YOUR GOAL → Say how many lines contain "Лисавина", using only the number.
··· SUPPLIED MATERIAL ···
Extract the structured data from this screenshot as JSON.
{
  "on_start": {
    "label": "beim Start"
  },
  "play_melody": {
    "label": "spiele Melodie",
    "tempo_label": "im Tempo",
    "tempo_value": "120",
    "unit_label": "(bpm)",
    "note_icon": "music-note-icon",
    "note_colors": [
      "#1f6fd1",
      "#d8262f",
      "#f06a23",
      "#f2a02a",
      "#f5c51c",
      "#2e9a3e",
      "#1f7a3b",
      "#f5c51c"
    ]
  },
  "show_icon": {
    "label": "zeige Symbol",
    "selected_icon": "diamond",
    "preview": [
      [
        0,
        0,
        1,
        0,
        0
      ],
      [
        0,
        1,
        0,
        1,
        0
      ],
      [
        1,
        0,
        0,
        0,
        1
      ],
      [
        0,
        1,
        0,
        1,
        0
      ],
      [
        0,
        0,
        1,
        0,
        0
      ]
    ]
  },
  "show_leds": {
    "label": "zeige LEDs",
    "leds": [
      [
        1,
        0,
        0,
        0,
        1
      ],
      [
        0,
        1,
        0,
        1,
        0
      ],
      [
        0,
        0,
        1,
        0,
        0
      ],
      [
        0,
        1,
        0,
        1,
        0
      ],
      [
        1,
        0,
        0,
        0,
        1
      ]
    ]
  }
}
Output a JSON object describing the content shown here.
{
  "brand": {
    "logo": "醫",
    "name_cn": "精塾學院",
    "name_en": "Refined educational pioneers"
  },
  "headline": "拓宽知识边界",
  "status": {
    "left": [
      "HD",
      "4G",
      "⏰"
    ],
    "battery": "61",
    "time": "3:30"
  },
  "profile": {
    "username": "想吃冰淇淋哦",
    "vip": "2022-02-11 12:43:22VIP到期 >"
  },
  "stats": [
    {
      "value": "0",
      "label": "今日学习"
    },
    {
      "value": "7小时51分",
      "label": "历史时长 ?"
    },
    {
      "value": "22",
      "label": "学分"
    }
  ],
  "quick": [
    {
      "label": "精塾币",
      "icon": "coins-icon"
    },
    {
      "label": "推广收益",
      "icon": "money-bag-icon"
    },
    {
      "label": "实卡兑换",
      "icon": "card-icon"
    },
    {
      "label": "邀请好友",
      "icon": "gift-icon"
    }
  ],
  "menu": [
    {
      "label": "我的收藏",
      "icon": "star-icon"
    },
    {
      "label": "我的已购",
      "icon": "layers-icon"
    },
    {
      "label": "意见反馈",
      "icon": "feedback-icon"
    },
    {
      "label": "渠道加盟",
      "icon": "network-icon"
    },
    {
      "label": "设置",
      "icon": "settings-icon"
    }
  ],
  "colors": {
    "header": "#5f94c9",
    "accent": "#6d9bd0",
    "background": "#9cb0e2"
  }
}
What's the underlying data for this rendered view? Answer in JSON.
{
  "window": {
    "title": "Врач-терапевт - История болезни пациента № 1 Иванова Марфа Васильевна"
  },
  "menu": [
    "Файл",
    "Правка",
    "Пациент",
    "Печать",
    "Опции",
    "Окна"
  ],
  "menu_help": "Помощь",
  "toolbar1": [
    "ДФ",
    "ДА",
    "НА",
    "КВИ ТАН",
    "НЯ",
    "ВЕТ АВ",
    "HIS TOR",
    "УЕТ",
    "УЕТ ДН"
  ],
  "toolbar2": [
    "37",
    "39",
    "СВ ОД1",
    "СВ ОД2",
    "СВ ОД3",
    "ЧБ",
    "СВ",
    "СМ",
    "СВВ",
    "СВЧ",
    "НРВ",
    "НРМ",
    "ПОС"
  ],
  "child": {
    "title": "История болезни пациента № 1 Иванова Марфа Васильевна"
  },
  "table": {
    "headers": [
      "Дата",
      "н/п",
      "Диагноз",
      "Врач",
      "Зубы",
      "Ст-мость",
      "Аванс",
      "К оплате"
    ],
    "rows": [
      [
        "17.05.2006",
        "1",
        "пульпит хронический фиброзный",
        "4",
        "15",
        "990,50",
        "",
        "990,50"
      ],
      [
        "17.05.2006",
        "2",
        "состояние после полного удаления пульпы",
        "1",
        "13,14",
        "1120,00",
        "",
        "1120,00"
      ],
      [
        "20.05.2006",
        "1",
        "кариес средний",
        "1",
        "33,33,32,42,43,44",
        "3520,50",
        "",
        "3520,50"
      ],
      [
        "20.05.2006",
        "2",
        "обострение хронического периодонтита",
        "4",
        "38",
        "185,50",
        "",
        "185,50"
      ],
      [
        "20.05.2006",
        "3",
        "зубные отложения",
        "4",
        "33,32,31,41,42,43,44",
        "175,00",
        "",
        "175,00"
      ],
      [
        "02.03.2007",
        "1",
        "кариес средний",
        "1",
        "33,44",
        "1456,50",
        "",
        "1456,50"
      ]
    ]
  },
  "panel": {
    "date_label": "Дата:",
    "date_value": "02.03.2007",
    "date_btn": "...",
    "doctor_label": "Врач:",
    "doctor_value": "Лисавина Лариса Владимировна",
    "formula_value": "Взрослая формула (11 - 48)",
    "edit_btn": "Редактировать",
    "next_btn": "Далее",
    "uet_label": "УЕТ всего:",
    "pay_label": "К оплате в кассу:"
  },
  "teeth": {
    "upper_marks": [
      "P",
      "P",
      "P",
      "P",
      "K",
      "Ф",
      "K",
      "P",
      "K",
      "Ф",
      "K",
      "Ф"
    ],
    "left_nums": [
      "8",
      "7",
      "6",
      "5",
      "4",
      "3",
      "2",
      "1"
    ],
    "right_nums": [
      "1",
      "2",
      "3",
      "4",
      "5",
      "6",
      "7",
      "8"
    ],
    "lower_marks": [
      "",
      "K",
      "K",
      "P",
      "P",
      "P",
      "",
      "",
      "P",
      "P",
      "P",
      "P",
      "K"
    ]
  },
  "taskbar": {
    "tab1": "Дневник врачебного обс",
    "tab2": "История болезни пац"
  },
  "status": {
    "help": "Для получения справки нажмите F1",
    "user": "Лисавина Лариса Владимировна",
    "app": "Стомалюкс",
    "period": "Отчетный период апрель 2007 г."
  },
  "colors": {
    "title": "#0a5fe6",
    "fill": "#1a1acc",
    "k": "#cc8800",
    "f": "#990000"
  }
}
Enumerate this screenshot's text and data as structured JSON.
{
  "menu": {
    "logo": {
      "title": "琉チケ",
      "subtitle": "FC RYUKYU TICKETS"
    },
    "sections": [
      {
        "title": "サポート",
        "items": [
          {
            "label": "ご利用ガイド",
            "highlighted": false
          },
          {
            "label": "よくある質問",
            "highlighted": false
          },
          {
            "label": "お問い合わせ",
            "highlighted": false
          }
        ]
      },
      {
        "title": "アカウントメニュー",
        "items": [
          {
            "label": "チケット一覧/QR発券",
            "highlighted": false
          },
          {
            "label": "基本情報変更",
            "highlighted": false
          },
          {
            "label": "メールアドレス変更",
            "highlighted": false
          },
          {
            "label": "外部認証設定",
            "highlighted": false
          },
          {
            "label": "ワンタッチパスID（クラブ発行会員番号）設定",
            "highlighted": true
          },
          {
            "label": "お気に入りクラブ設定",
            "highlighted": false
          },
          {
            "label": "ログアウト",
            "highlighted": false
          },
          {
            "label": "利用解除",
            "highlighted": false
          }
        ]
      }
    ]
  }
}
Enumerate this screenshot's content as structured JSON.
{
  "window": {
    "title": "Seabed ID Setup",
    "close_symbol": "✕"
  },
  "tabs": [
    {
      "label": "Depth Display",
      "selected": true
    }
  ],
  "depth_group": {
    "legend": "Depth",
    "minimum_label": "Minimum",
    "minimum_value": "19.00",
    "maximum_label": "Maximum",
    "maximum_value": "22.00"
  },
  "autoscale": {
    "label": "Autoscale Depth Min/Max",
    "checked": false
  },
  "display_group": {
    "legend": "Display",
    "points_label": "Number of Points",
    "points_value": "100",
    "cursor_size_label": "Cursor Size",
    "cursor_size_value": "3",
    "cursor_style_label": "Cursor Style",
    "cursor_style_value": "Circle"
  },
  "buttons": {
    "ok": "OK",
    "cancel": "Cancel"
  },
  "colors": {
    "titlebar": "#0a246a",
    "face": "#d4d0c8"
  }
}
···
FULL RESPONSE → 2